-- BEGIN Raw data --

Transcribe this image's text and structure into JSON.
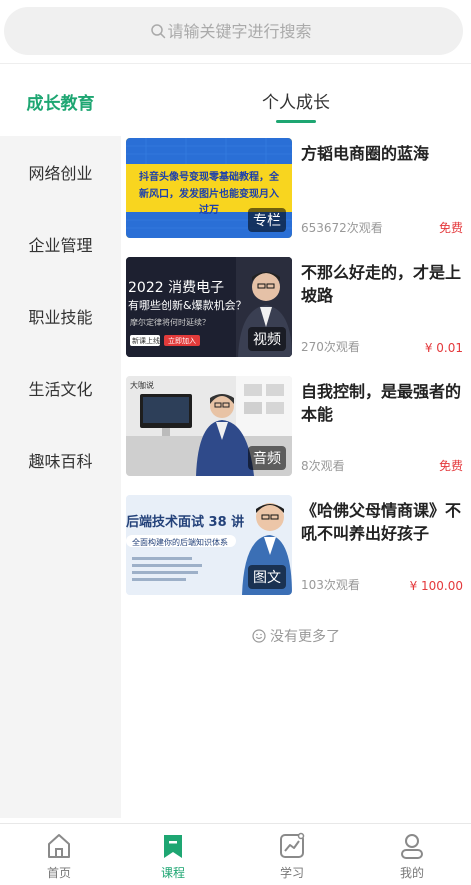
{
  "search": {
    "placeholder": "请输关键字进行搜索"
  },
  "category_header": {
    "left_active": "成长教育",
    "right_tab": "个人成长"
  },
  "sidebar": {
    "items": [
      "网络创业",
      "企业管理",
      "职业技能",
      "生活文化",
      "趣味百科"
    ]
  },
  "courses": [
    {
      "title": "方韬电商圈的蓝海",
      "badge": "专栏",
      "views": "653672次观看",
      "price": "免费",
      "thumb_text_1": "抖音头像号变现零基础教程，全",
      "thumb_text_2": "新风口，发发图片也能变现月入",
      "thumb_text_3": "过万"
    },
    {
      "title": "不那么好走的，才是上坡路",
      "badge": "视频",
      "views": "270次观看",
      "price": "¥ 0.01",
      "thumb_text_1": "2022 消费电子",
      "thumb_text_2": "有哪些创新&爆款机会？",
      "thumb_text_3": "摩尔定律将何时延续？",
      "thumb_text_4": "新课上线",
      "thumb_text_5": "立即加入"
    },
    {
      "title": "自我控制，是最强者的本能",
      "badge": "音频",
      "views": "8次观看",
      "price": "免费",
      "thumb_text_1": "大咖说"
    },
    {
      "title": "《哈佛父母情商课》不吼不叫养出好孩子",
      "badge": "图文",
      "views": "103次观看",
      "price": "¥ 100.00",
      "thumb_text_1": "后端技术面试 38 讲",
      "thumb_text_2": "全面构建你的后端知识体系"
    }
  ],
  "footer_note": "没有更多了",
  "tabbar": {
    "items": [
      {
        "label": "首页",
        "icon": "home-icon"
      },
      {
        "label": "课程",
        "icon": "bookmark-icon"
      },
      {
        "label": "学习",
        "icon": "chart-icon"
      },
      {
        "label": "我的",
        "icon": "user-icon"
      }
    ],
    "active": "课程"
  },
  "colors": {
    "accent": "#1ea672",
    "price_red": "#e4393c"
  }
}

-- END Raw data --

What needs to be done | Find the lines containing "icon" and list every one of them.

Final answer |
        "icon": "home-icon"
        "icon": "bookmark-icon"
        "icon": "chart-icon"
        "icon": "user-icon"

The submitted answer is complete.